▸ Work to complete
Can you pick out every line in the records below that contains the string "Fluid" and copy each one? Only matches with the same capitalization count.

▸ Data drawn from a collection

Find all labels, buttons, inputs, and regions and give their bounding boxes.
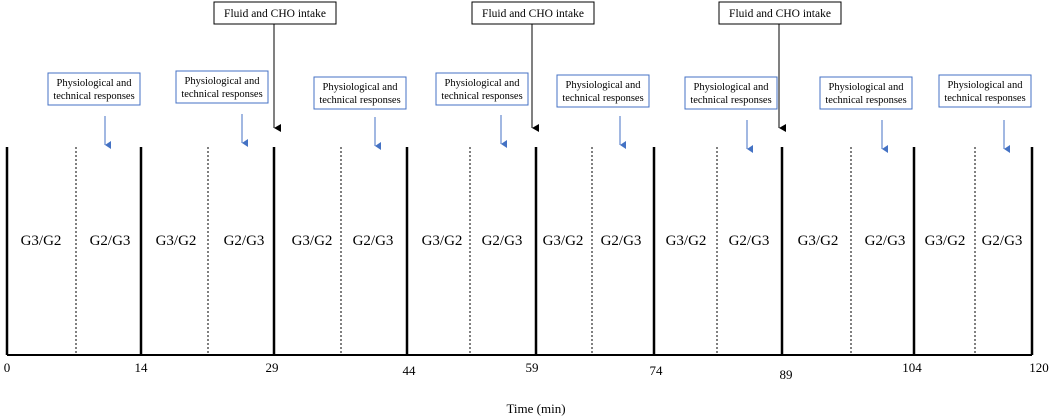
group-label-right: G2/G3	[982, 233, 1023, 249]
group-label-left: G3/G2	[422, 233, 463, 249]
response-label-line1: Physiological and	[445, 78, 521, 89]
response-annotation: Physiological and technical responses	[435, 72, 529, 148]
group-label-left: G3/G2	[925, 233, 966, 249]
group-label-right: G2/G3	[353, 233, 394, 249]
intake-annotation: Fluid and CHO intake	[718, 1, 842, 132]
intake-annotations: Fluid and CHO intake Fluid and CHO intake…	[213, 1, 842, 132]
intake-label: Fluid and CHO intake	[729, 8, 831, 20]
group-label-right: G2/G3	[865, 233, 906, 249]
response-box	[684, 76, 778, 110]
response-label-line1: Physiological and	[948, 80, 1024, 91]
group-label-left: G3/G2	[798, 233, 839, 249]
response-label-line2: technical responses	[562, 93, 643, 104]
response-annotation: Physiological and technical responses	[175, 70, 269, 147]
intake-box	[213, 1, 337, 25]
tick-label: 74	[650, 363, 664, 378]
response-annotation: Physiological and technical responses	[556, 74, 650, 149]
response-box	[556, 74, 650, 108]
group-label-right: G2/G3	[90, 233, 131, 249]
response-label-line1: Physiological and	[829, 82, 905, 93]
tick-label: 104	[902, 360, 922, 375]
response-label-line2: technical responses	[181, 89, 262, 100]
group-label-left: G3/G2	[21, 233, 62, 249]
group-label-left: G3/G2	[666, 233, 707, 249]
response-label-line1: Physiological and	[185, 76, 261, 87]
response-box	[938, 74, 1032, 108]
group-label-left: G3/G2	[292, 233, 333, 249]
tick-label: 120	[1029, 360, 1049, 375]
tick-label: 29	[266, 360, 279, 375]
response-label-line2: technical responses	[690, 95, 771, 106]
response-label-line1: Physiological and	[323, 82, 399, 93]
group-label-left: G3/G2	[156, 233, 197, 249]
response-annotation: Physiological and technical responses	[684, 76, 778, 153]
intake-annotation: Fluid and CHO intake	[213, 1, 337, 132]
tick-label: 0	[4, 360, 11, 375]
intake-box	[718, 1, 842, 25]
x-axis-label: Time (min)	[506, 401, 565, 416]
response-label-line2: technical responses	[825, 95, 906, 106]
segment-boundaries	[5, 147, 1034, 355]
tick-label: 59	[526, 360, 539, 375]
intake-box	[471, 1, 595, 25]
response-annotation: Physiological and technical responses	[938, 74, 1032, 153]
time-tick-labels: 0 14 29 44 59 74 89 104 120	[4, 360, 1049, 382]
response-label-line2: technical responses	[53, 91, 134, 102]
group-label-right: G2/G3	[482, 233, 523, 249]
intake-label: Fluid and CHO intake	[224, 8, 326, 20]
group-labels: G3/G2 G2/G3 G3/G2 G2/G3 G3/G2 G2/G3 G3/G2 G2/G3…	[21, 233, 1023, 249]
half-dividers	[75, 147, 976, 355]
tick-label: 44	[403, 363, 417, 378]
group-label-right: G2/G3	[224, 233, 265, 249]
group-label-left: G3/G2	[543, 233, 584, 249]
response-label-line2: technical responses	[319, 95, 400, 106]
intake-annotation: Fluid and CHO intake	[471, 1, 595, 132]
response-label-line1: Physiological and	[694, 82, 770, 93]
response-box	[819, 76, 913, 110]
response-box	[435, 72, 529, 106]
response-annotation: Physiological and technical responses	[313, 76, 407, 150]
response-box	[47, 72, 141, 106]
response-label-line2: technical responses	[944, 93, 1025, 104]
response-annotation: Physiological and technical responses	[47, 72, 141, 149]
tick-label: 89	[780, 367, 793, 382]
group-label-right: G2/G3	[601, 233, 642, 249]
response-annotation: Physiological and technical responses	[819, 76, 913, 153]
response-label-line1: Physiological and	[57, 78, 133, 89]
response-box	[313, 76, 407, 110]
response-label-line2: technical responses	[441, 91, 522, 102]
tick-label: 14	[135, 360, 149, 375]
response-label-line1: Physiological and	[566, 80, 642, 91]
response-box	[175, 70, 269, 104]
group-label-right: G2/G3	[729, 233, 770, 249]
intake-label: Fluid and CHO intake	[482, 8, 584, 20]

▸ Task solution
intake-annotation: Fluid and CHO intake	[718, 1, 842, 132]
intake-annotations: Fluid and CHO intake Fluid and CHO intake…	[213, 1, 842, 132]
intake-label: Fluid and CHO intake	[729, 8, 831, 20]
intake-annotation: Fluid and CHO intake	[213, 1, 337, 132]
intake-label: Fluid and CHO intake	[224, 8, 326, 20]
intake-annotation: Fluid and CHO intake	[471, 1, 595, 132]
intake-label: Fluid and CHO intake	[482, 8, 584, 20]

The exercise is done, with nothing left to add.